▸ DATA LINES

— begin —

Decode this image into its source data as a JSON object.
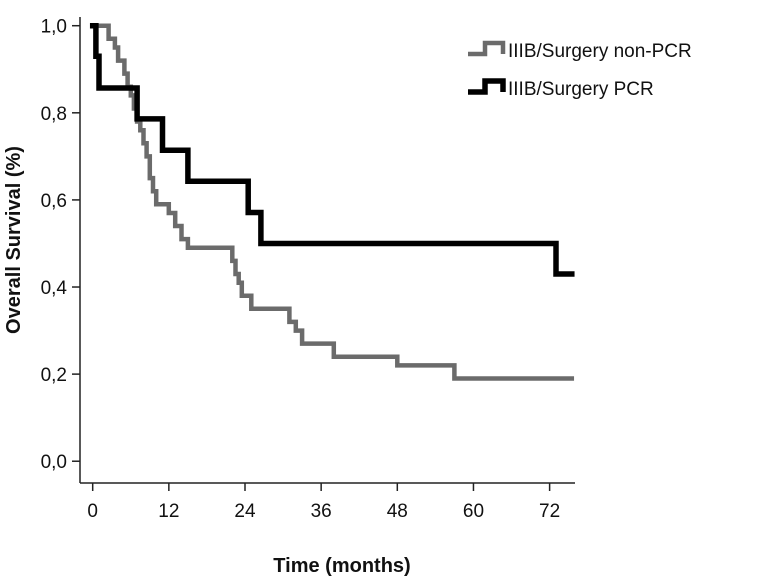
{
  "chart_data": {
    "type": "line",
    "step": true,
    "xlabel": "Time (months)",
    "ylabel": "Overall Survival (%)",
    "xlim": [
      -2,
      76
    ],
    "ylim": [
      -0.05,
      1.02
    ],
    "x_ticks": [
      0,
      12,
      24,
      36,
      48,
      60,
      72
    ],
    "x_tick_labels": [
      "0",
      "12",
      "24",
      "36",
      "48",
      "60",
      "72"
    ],
    "y_ticks": [
      0.0,
      0.2,
      0.4,
      0.6,
      0.8,
      1.0
    ],
    "y_tick_labels": [
      "0,0",
      "0,2",
      "0,4",
      "0,6",
      "0,8",
      "1,0"
    ],
    "grid": false,
    "legend_position": "top-right",
    "series": [
      {
        "name": "IIIB/Surgery non-PCR",
        "color": "#6b6b6b",
        "points": [
          [
            0,
            1.0
          ],
          [
            2.5,
            0.97
          ],
          [
            3.5,
            0.95
          ],
          [
            4,
            0.92
          ],
          [
            5,
            0.89
          ],
          [
            5.5,
            0.86
          ],
          [
            6,
            0.84
          ],
          [
            6.5,
            0.81
          ],
          [
            7,
            0.78
          ],
          [
            7.5,
            0.76
          ],
          [
            8,
            0.73
          ],
          [
            8.5,
            0.7
          ],
          [
            9,
            0.65
          ],
          [
            9.5,
            0.62
          ],
          [
            10,
            0.59
          ],
          [
            12,
            0.57
          ],
          [
            13,
            0.54
          ],
          [
            14,
            0.51
          ],
          [
            15,
            0.49
          ],
          [
            22,
            0.46
          ],
          [
            22.5,
            0.43
          ],
          [
            23,
            0.41
          ],
          [
            23.5,
            0.38
          ],
          [
            25,
            0.35
          ],
          [
            31,
            0.32
          ],
          [
            32,
            0.3
          ],
          [
            33,
            0.27
          ],
          [
            38,
            0.24
          ],
          [
            48,
            0.22
          ],
          [
            57,
            0.19
          ],
          [
            75.5,
            0.19
          ]
        ]
      },
      {
        "name": "IIIB/Surgery PCR",
        "color": "#000000",
        "points": [
          [
            0,
            1.0
          ],
          [
            0.5,
            0.93
          ],
          [
            1,
            0.857
          ],
          [
            7,
            0.786
          ],
          [
            11,
            0.714
          ],
          [
            15,
            0.643
          ],
          [
            24.5,
            0.571
          ],
          [
            26.5,
            0.5
          ],
          [
            73,
            0.43
          ],
          [
            75.5,
            0.43
          ]
        ]
      }
    ]
  }
}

— end —

Exactly reproduce the entries above, minus the pictures.

Decode this image into its source data as a JSON object.
{
  "chart_data": {
    "type": "line",
    "step": true,
    "xlabel": "Time (months)",
    "ylabel": "Overall Survival (%)",
    "xlim": [
      -2,
      76
    ],
    "ylim": [
      -0.05,
      1.02
    ],
    "x_ticks": [
      0,
      12,
      24,
      36,
      48,
      60,
      72
    ],
    "x_tick_labels": [
      "0",
      "12",
      "24",
      "36",
      "48",
      "60",
      "72"
    ],
    "y_ticks": [
      0.0,
      0.2,
      0.4,
      0.6,
      0.8,
      1.0
    ],
    "y_tick_labels": [
      "0,0",
      "0,2",
      "0,4",
      "0,6",
      "0,8",
      "1,0"
    ],
    "grid": false,
    "legend_position": "top-right",
    "series": [
      {
        "name": "IIIB/Surgery non-PCR",
        "color": "#6b6b6b",
        "points": [
          [
            0,
            1.0
          ],
          [
            2.5,
            0.97
          ],
          [
            3.5,
            0.95
          ],
          [
            4,
            0.92
          ],
          [
            5,
            0.89
          ],
          [
            5.5,
            0.86
          ],
          [
            6,
            0.84
          ],
          [
            6.5,
            0.81
          ],
          [
            7,
            0.78
          ],
          [
            7.5,
            0.76
          ],
          [
            8,
            0.73
          ],
          [
            8.5,
            0.7
          ],
          [
            9,
            0.65
          ],
          [
            9.5,
            0.62
          ],
          [
            10,
            0.59
          ],
          [
            12,
            0.57
          ],
          [
            13,
            0.54
          ],
          [
            14,
            0.51
          ],
          [
            15,
            0.49
          ],
          [
            22,
            0.46
          ],
          [
            22.5,
            0.43
          ],
          [
            23,
            0.41
          ],
          [
            23.5,
            0.38
          ],
          [
            25,
            0.35
          ],
          [
            31,
            0.32
          ],
          [
            32,
            0.3
          ],
          [
            33,
            0.27
          ],
          [
            38,
            0.24
          ],
          [
            48,
            0.22
          ],
          [
            57,
            0.19
          ],
          [
            75.5,
            0.19
          ]
        ]
      },
      {
        "name": "IIIB/Surgery PCR",
        "color": "#000000",
        "points": [
          [
            0,
            1.0
          ],
          [
            0.5,
            0.93
          ],
          [
            1,
            0.857
          ],
          [
            7,
            0.786
          ],
          [
            11,
            0.714
          ],
          [
            15,
            0.643
          ],
          [
            24.5,
            0.571
          ],
          [
            26.5,
            0.5
          ],
          [
            73,
            0.43
          ],
          [
            75.5,
            0.43
          ]
        ]
      }
    ]
  }
}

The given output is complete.